--- GIVEN TASK ---
Lay out the listing lines from the start of the listing up to and including the line with "legend-label: Input Angular" as a JSON list of strings, one string per line, with blank lines omitted.

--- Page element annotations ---
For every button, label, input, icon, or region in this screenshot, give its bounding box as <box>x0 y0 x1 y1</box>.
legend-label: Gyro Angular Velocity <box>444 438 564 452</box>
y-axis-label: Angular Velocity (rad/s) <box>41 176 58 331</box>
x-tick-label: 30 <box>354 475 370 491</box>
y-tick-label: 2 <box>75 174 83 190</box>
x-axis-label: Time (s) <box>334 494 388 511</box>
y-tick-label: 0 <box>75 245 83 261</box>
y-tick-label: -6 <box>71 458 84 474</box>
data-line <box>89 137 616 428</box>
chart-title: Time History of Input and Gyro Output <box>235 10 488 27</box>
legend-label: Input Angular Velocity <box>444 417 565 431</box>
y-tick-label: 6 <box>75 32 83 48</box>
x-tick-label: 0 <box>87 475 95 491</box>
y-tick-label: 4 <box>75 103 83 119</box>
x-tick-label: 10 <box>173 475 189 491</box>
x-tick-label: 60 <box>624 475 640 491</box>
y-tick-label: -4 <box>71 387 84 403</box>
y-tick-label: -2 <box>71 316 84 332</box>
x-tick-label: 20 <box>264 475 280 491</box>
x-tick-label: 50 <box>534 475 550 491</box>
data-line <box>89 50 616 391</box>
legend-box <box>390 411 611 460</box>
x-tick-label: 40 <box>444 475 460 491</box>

--- COMPLETED TASK ---
[
  "For every button, label, input, icon, or region in this screenshot, give its bounding box as <box>x0 y0 x1 y1</box>.",
  "legend-label: Gyro Angular Velocity <box>444 438 564 452</box>",
  "y-axis-label: Angular Velocity (rad/s) <box>41 176 58 331</box>",
  "x-tick-label: 30 <box>354 475 370 491</box>",
  "y-tick-label: 2 <box>75 174 83 190</box>",
  "x-axis-label: Time (s) <box>334 494 388 511</box>",
  "y-tick-label: 0 <box>75 245 83 261</box>",
  "y-tick-label: -6 <box>71 458 84 474</box>",
  "data-line <box>89 137 616 428</box>",
  "chart-title: Time History of Input and Gyro Output <box>235 10 488 27</box>",
  "legend-label: Input Angular Velocity <box>444 417 565 431</box>"
]